WORK TO COMPLETE >> Output each line of the material exactly as it stands.

════════════════

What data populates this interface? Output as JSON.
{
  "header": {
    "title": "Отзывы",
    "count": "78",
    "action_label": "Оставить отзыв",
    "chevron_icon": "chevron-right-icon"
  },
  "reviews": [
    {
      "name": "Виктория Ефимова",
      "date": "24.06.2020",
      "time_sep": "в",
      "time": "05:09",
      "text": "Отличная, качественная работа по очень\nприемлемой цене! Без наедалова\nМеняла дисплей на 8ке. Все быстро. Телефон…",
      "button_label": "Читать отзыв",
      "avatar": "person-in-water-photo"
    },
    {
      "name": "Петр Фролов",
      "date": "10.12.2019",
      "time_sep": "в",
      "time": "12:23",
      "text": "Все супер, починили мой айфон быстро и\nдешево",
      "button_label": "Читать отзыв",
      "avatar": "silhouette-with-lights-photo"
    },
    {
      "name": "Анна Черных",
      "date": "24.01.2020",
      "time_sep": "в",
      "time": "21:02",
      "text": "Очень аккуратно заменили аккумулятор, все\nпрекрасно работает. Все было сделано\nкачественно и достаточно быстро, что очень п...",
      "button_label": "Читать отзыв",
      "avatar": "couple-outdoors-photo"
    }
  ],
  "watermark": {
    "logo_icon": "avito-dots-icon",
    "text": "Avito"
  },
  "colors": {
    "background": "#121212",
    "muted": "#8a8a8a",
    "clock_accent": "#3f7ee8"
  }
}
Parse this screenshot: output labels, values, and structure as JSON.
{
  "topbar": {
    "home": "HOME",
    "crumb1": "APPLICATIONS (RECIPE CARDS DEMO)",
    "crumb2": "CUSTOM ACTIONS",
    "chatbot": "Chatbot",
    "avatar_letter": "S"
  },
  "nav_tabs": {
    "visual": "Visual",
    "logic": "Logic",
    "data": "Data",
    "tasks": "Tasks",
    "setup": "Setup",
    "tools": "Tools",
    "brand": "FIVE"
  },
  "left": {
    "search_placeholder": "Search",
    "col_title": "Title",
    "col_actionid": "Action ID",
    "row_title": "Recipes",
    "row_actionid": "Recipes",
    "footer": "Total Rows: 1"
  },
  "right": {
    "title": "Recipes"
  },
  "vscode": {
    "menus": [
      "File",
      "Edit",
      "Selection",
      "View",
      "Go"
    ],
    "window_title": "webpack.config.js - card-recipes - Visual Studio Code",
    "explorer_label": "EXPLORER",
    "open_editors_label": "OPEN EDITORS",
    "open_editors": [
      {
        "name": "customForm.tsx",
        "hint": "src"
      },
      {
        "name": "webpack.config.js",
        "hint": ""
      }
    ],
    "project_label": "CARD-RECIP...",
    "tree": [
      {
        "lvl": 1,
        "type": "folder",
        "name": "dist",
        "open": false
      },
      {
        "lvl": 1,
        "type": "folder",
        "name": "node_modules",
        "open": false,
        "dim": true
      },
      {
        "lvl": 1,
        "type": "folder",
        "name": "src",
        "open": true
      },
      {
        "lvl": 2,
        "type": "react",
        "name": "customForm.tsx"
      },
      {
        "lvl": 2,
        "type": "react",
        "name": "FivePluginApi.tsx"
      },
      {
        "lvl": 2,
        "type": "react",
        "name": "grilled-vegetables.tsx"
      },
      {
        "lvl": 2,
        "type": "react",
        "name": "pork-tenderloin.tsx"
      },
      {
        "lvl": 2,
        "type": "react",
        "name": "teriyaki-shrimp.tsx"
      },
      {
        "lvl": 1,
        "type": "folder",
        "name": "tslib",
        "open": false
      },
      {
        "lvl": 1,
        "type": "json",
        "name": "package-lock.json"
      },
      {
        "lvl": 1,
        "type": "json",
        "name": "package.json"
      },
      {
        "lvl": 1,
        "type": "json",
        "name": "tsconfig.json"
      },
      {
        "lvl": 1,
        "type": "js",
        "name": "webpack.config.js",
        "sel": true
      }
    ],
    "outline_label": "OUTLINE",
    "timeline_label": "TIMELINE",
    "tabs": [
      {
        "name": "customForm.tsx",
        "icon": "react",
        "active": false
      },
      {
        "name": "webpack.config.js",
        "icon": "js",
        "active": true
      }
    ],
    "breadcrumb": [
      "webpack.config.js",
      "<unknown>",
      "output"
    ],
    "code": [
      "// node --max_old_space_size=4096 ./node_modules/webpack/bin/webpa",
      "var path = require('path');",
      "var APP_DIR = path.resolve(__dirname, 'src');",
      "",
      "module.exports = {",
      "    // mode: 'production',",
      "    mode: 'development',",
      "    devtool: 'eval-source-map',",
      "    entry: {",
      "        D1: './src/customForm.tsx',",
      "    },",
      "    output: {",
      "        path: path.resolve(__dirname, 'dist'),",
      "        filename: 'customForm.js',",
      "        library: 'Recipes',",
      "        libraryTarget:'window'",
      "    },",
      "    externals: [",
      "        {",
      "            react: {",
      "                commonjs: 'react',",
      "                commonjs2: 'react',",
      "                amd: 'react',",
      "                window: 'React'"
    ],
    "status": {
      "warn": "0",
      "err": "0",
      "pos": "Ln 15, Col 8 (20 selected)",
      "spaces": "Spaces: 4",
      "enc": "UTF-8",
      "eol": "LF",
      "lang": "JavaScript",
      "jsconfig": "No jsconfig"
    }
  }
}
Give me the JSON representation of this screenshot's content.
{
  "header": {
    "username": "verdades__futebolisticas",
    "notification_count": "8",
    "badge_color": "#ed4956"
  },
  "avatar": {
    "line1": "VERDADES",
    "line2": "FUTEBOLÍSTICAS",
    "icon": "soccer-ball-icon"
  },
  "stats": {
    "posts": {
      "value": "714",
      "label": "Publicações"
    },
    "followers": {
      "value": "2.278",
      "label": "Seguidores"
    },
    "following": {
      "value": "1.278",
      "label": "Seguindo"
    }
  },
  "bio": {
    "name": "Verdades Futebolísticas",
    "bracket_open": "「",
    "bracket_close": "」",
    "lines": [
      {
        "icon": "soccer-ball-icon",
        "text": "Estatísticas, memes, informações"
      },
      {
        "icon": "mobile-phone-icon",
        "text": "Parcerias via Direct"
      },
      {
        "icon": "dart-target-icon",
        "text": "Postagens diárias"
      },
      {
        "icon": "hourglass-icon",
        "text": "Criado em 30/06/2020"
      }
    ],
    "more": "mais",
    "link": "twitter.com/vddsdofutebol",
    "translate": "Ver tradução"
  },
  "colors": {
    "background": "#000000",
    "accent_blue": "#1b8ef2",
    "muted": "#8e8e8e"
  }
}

════════════════

FINAL RESULT >>
What data populates this interface? Output as JSON.
{
  "header": {
    "title": "Отзывы",
    "count": "78",
    "action_label": "Оставить отзыв",
    "chevron_icon": "chevron-right-icon"
  },
  "reviews": [
    {
      "name": "Виктория Ефимова",
      "date": "24.06.2020",
      "time_sep": "в",
      "time": "05:09",
      "text": "Отличная, качественная работа по очень\nприемлемой цене! Без наедалова\nМеняла дисплей на 8ке. Все быстро. Телефон…",
      "button_label": "Читать отзыв",
      "avatar": "person-in-water-photo"
    },
    {
      "name": "Петр Фролов",
      "date": "10.12.2019",
      "time_sep": "в",
      "time": "12:23",
      "text": "Все супер, починили мой айфон быстро и\nдешево",
      "button_label": "Читать отзыв",
      "avatar": "silhouette-with-lights-photo"
    },
    {
      "name": "Анна Черных",
      "date": "24.01.2020",
      "time_sep": "в",
      "time": "21:02",
      "text": "Очень аккуратно заменили аккумулятор, все\nпрекрасно работает. Все было сделано\nкачественно и достаточно быстро, что очень п...",
      "button_label": "Читать отзыв",
      "avatar": "couple-outdoors-photo"
    }
  ],
  "watermark": {
    "logo_icon": "avito-dots-icon",
    "text": "Avito"
  },
  "colors": {
    "background": "#121212",
    "muted": "#8a8a8a",
    "clock_accent": "#3f7ee8"
  }
}
Parse this screenshot: output labels, values, and structure as JSON.
{
  "topbar": {
    "home": "HOME",
    "crumb1": "APPLICATIONS (RECIPE CARDS DEMO)",
    "crumb2": "CUSTOM ACTIONS",
    "chatbot": "Chatbot",
    "avatar_letter": "S"
  },
  "nav_tabs": {
    "visual": "Visual",
    "logic": "Logic",
    "data": "Data",
    "tasks": "Tasks",
    "setup": "Setup",
    "tools": "Tools",
    "brand": "FIVE"
  },
  "left": {
    "search_placeholder": "Search",
    "col_title": "Title",
    "col_actionid": "Action ID",
    "row_title": "Recipes",
    "row_actionid": "Recipes",
    "footer": "Total Rows: 1"
  },
  "right": {
    "title": "Recipes"
  },
  "vscode": {
    "menus": [
      "File",
      "Edit",
      "Selection",
      "View",
      "Go"
    ],
    "window_title": "webpack.config.js - card-recipes - Visual Studio Code",
    "explorer_label": "EXPLORER",
    "open_editors_label": "OPEN EDITORS",
    "open_editors": [
      {
        "name": "customForm.tsx",
        "hint": "src"
      },
      {
        "name": "webpack.config.js",
        "hint": ""
      }
    ],
    "project_label": "CARD-RECIP...",
    "tree": [
      {
        "lvl": 1,
        "type": "folder",
        "name": "dist",
        "open": false
      },
      {
        "lvl": 1,
        "type": "folder",
        "name": "node_modules",
        "open": false,
        "dim": true
      },
      {
        "lvl": 1,
        "type": "folder",
        "name": "src",
        "open": true
      },
      {
        "lvl": 2,
        "type": "react",
        "name": "customForm.tsx"
      },
      {
        "lvl": 2,
        "type": "react",
        "name": "FivePluginApi.tsx"
      },
      {
        "lvl": 2,
        "type": "react",
        "name": "grilled-vegetables.tsx"
      },
      {
        "lvl": 2,
        "type": "react",
        "name": "pork-tenderloin.tsx"
      },
      {
        "lvl": 2,
        "type": "react",
        "name": "teriyaki-shrimp.tsx"
      },
      {
        "lvl": 1,
        "type": "folder",
        "name": "tslib",
        "open": false
      },
      {
        "lvl": 1,
        "type": "json",
        "name": "package-lock.json"
      },
      {
        "lvl": 1,
        "type": "json",
        "name": "package.json"
      },
      {
        "lvl": 1,
        "type": "json",
        "name": "tsconfig.json"
      },
      {
        "lvl": 1,
        "type": "js",
        "name": "webpack.config.js",
        "sel": true
      }
    ],
    "outline_label": "OUTLINE",
    "timeline_label": "TIMELINE",
    "tabs": [
      {
        "name": "customForm.tsx",
        "icon": "react",
        "active": false
      },
      {
        "name": "webpack.config.js",
        "icon": "js",
        "active": true
      }
    ],
    "breadcrumb": [
      "webpack.config.js",
      "<unknown>",
      "output"
    ],
    "code": [
      "// node --max_old_space_size=4096 ./node_modules/webpack/bin/webpa",
      "var path = require('path');",
      "var APP_DIR = path.resolve(__dirname, 'src');",
      "",
      "module.exports = {",
      "    // mode: 'production',",
      "    mode: 'development',",
      "    devtool: 'eval-source-map',",
      "    entry: {",
      "        D1: './src/customForm.tsx',",
      "    },",
      "    output: {",
      "        path: path.resolve(__dirname, 'dist'),",
      "        filename: 'customForm.js',",
      "        library: 'Recipes',",
      "        libraryTarget:'window'",
      "    },",
      "    externals: [",
      "        {",
      "            react: {",
      "                commonjs: 'react',",
      "                commonjs2: 'react',",
      "                amd: 'react',",
      "                window: 'React'"
    ],
    "status": {
      "warn": "0",
      "err": "0",
      "pos": "Ln 15, Col 8 (20 selected)",
      "spaces": "Spaces: 4",
      "enc": "UTF-8",
      "eol": "LF",
      "lang": "JavaScript",
      "jsconfig": "No jsconfig"
    }
  }
}
Give me the JSON representation of this screenshot's content.
{
  "header": {
    "username": "verdades__futebolisticas",
    "notification_count": "8",
    "badge_color": "#ed4956"
  },
  "avatar": {
    "line1": "VERDADES",
    "line2": "FUTEBOLÍSTICAS",
    "icon": "soccer-ball-icon"
  },
  "stats": {
    "posts": {
      "value": "714",
      "label": "Publicações"
    },
    "followers": {
      "value": "2.278",
      "label": "Seguidores"
    },
    "following": {
      "value": "1.278",
      "label": "Seguindo"
    }
  },
  "bio": {
    "name": "Verdades Futebolísticas",
    "bracket_open": "「",
    "bracket_close": "」",
    "lines": [
      {
        "icon": "soccer-ball-icon",
        "text": "Estatísticas, memes, informações"
      },
      {
        "icon": "mobile-phone-icon",
        "text": "Parcerias via Direct"
      },
      {
        "icon": "dart-target-icon",
        "text": "Postagens diárias"
      },
      {
        "icon": "hourglass-icon",
        "text": "Criado em 30/06/2020"
      }
    ],
    "more": "mais",
    "link": "twitter.com/vddsdofutebol",
    "translate": "Ver tradução"
  },
  "colors": {
    "background": "#000000",
    "accent_blue": "#1b8ef2",
    "muted": "#8e8e8e"
  }
}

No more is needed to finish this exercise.